[Records from a collection]
-- -- --

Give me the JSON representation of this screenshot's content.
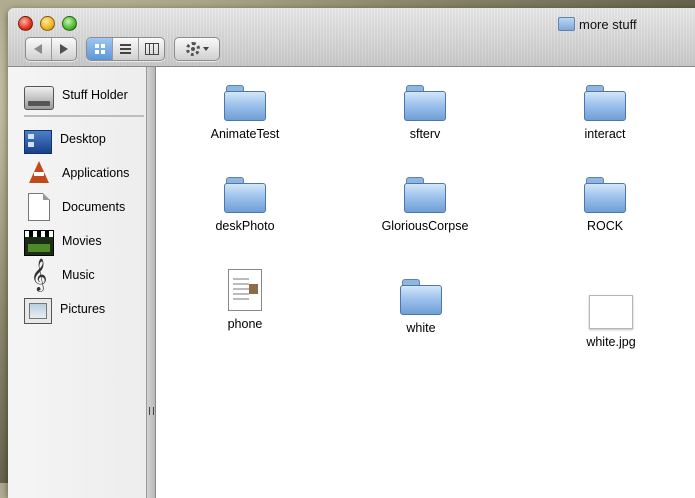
{
  "window": {
    "title": "more stuff"
  },
  "sidebar": {
    "volumes": [
      {
        "label": "Stuff Holder",
        "icon": "hard-disk-icon"
      }
    ],
    "places": [
      {
        "label": "Desktop",
        "icon": "desktop-icon"
      },
      {
        "label": "Applications",
        "icon": "applications-icon"
      },
      {
        "label": "Documents",
        "icon": "documents-icon"
      },
      {
        "label": "Movies",
        "icon": "movies-icon"
      },
      {
        "label": "Music",
        "icon": "music-icon"
      },
      {
        "label": "Pictures",
        "icon": "pictures-icon"
      }
    ]
  },
  "toolbar": {
    "view_selected": "icon-view"
  },
  "files": [
    {
      "name": "AnimateTest",
      "kind": "folder"
    },
    {
      "name": "sfterv",
      "kind": "folder"
    },
    {
      "name": "interact",
      "kind": "folder"
    },
    {
      "name": "deskPhoto",
      "kind": "folder"
    },
    {
      "name": "GloriousCorpse",
      "kind": "folder"
    },
    {
      "name": "ROCK",
      "kind": "folder"
    },
    {
      "name": "phone",
      "kind": "document"
    },
    {
      "name": "white",
      "kind": "folder"
    },
    {
      "name": "white.jpg",
      "kind": "image"
    }
  ],
  "colors": {
    "folder_blue": "#9ec3ec",
    "selected_segment": "#5c95d6",
    "close": "#e0321d",
    "minimize": "#f2b21b",
    "zoom": "#4cb92e"
  }
}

-- -- --

* _Given request_:
Make an exact copy of the records above, with the pictures left out.

* _Reply_:
Give me the JSON representation of this screenshot's content.
{
  "window": {
    "title": "more stuff"
  },
  "sidebar": {
    "volumes": [
      {
        "label": "Stuff Holder",
        "icon": "hard-disk-icon"
      }
    ],
    "places": [
      {
        "label": "Desktop",
        "icon": "desktop-icon"
      },
      {
        "label": "Applications",
        "icon": "applications-icon"
      },
      {
        "label": "Documents",
        "icon": "documents-icon"
      },
      {
        "label": "Movies",
        "icon": "movies-icon"
      },
      {
        "label": "Music",
        "icon": "music-icon"
      },
      {
        "label": "Pictures",
        "icon": "pictures-icon"
      }
    ]
  },
  "toolbar": {
    "view_selected": "icon-view"
  },
  "files": [
    {
      "name": "AnimateTest",
      "kind": "folder"
    },
    {
      "name": "sfterv",
      "kind": "folder"
    },
    {
      "name": "interact",
      "kind": "folder"
    },
    {
      "name": "deskPhoto",
      "kind": "folder"
    },
    {
      "name": "GloriousCorpse",
      "kind": "folder"
    },
    {
      "name": "ROCK",
      "kind": "folder"
    },
    {
      "name": "phone",
      "kind": "document"
    },
    {
      "name": "white",
      "kind": "folder"
    },
    {
      "name": "white.jpg",
      "kind": "image"
    }
  ],
  "colors": {
    "folder_blue": "#9ec3ec",
    "selected_segment": "#5c95d6",
    "close": "#e0321d",
    "minimize": "#f2b21b",
    "zoom": "#4cb92e"
  }
}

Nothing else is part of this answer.